Excerpt to read:
==================================================
The duration varies based on the type of asset:

  • For listed securities, units of UTI, equity-oriented funds, and zero-coupon bonds, if they are held for not more than 12 months, the STCG is levied. Otherwise, LTCG is levied.

  • Shares of unlisted companies and immovable property (land/building) held for not more than 24 months attract the STCG. Otherwise, the LTCG is applicable.

  • For all other assets, the time period of holding for STGC is up to 36 months.

Apart from the time period, the current legal framework for capital gains tax has different tax rates and different parameters to compute the gains depending on the nature of capital asset.

Tax rates on capital gains RImage courtesy: Moneycontrol

The need for change

Lokesh Shah, Partner at IndusLaw explains the problem arising out of this complexity. He said that based on the abovementioned factors, the rate of capital gains tax applicable on a transaction can range from 10 per cent to 40 per cent.

“Approximately 17 per cent of Indian households invest in stock markets […] For them, understanding the effect of each of these factors is crucial. However, given the complex nature of the framework, it becomes extremely difficult for a common shareholder to make rationalised decisions.”

Sumit Singhania, Partner at Deloitte India, said “Budget this year could be an opportunity for the government to make our capital gains tax structure a lot simplified and yet progressive.”

He mentioned the need to minimise tax arbitrage across financial asset classes. Tax arbitrage refers to exploiting differences in tax rates or treatment across different financial instruments, jurisdictions, or entities to minimise the overall tax liability.
==================================================
Exercise data:
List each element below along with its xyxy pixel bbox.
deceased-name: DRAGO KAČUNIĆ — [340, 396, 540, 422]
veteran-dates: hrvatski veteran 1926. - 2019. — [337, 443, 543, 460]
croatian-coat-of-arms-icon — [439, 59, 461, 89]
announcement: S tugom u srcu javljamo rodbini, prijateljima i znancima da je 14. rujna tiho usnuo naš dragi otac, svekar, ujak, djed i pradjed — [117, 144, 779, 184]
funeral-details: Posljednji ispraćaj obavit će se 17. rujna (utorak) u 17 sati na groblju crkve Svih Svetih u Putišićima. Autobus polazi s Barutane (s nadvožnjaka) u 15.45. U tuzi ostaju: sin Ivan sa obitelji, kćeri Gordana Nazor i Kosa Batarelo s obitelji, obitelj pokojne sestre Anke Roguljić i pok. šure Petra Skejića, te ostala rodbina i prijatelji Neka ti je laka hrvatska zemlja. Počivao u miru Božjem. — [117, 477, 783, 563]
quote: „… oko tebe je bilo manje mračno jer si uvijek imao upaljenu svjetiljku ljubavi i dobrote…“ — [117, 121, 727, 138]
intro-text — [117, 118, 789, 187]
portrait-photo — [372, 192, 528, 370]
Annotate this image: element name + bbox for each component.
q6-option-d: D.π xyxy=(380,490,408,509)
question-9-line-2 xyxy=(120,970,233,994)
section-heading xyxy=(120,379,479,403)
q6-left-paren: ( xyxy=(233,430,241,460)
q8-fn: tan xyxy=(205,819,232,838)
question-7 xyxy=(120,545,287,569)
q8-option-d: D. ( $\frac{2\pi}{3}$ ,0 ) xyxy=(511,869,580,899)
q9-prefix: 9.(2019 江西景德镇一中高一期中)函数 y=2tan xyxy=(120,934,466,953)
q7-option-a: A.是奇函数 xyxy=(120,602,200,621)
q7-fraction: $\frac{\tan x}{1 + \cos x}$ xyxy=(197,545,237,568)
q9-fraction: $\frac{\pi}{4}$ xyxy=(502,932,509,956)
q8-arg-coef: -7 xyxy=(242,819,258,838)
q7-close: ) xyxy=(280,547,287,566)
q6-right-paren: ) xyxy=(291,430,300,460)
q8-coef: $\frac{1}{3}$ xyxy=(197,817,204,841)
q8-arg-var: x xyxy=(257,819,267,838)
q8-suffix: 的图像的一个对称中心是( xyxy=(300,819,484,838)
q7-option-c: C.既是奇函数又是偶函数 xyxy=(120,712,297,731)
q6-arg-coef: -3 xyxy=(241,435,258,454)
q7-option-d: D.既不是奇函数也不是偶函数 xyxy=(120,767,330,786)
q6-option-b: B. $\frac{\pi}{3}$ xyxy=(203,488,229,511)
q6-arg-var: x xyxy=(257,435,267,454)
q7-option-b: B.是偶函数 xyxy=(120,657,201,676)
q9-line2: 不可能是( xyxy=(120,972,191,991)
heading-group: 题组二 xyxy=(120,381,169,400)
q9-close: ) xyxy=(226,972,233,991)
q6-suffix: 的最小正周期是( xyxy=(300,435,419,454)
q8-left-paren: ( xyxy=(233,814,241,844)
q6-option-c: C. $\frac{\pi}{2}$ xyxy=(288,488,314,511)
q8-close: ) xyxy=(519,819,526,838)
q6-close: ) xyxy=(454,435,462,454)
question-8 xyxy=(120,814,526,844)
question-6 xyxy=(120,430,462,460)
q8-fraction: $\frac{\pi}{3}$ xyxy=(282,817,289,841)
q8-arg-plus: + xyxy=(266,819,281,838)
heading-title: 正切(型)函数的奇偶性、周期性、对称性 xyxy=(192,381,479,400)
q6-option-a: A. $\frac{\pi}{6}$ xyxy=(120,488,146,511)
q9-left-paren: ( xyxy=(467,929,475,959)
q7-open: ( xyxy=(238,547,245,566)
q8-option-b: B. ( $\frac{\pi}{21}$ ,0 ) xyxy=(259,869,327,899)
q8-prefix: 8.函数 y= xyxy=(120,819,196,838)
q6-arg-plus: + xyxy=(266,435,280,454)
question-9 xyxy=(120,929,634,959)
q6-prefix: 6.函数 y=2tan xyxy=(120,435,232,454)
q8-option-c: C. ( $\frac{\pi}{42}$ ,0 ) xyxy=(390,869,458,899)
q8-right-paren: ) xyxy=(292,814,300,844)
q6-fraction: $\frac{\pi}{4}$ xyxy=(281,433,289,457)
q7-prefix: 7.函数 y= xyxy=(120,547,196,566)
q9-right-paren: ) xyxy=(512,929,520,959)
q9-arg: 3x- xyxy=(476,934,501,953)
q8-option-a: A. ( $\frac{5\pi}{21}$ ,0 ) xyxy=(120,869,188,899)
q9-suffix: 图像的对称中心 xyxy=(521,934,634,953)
==================================================
Directions:
Reproduce the capital gains tax excerpt above in full, word for word.

Finished task:
The duration varies based on the type of asset:

  • For listed securities, units of UTI, equity-oriented funds, and zero-coupon bonds, if they are held for not more than 12 months, the STCG is levied. Otherwise, LTCG is levied.

  • Shares of unlisted companies and immovable property (land/building) held for not more than 24 months attract the STCG. Otherwise, the LTCG is applicable.

  • For all other assets, the time period of holding for STGC is up to 36 months.

Apart from the time period, the current legal framework for capital gains tax has different tax rates and different parameters to compute the gains depending on the nature of capital asset.

Tax rates on capital gains RImage courtesy: Moneycontrol

The need for change

Lokesh Shah, Partner at IndusLaw explains the problem arising out of this complexity. He said that based on the abovementioned factors, the rate of capital gains tax applicable on a transaction can range from 10 per cent to 40 per cent.

“Approximately 17 per cent of Indian households invest in stock markets […] For them, understanding the effect of each of these factors is crucial. However, given the complex nature of the framework, it becomes extremely difficult for a common shareholder to make rationalised decisions.”

Sumit Singhania, Partner at Deloitte India, said “Budget this year could be an opportunity for the government to make our capital gains tax structure a lot simplified and yet progressive.”

He mentioned the need to minimise tax arbitrage across financial asset classes. Tax arbitrage refers to exploiting differences in tax rates or treatment across different financial instruments, jurisdictions, or entities to minimise the overall tax liability.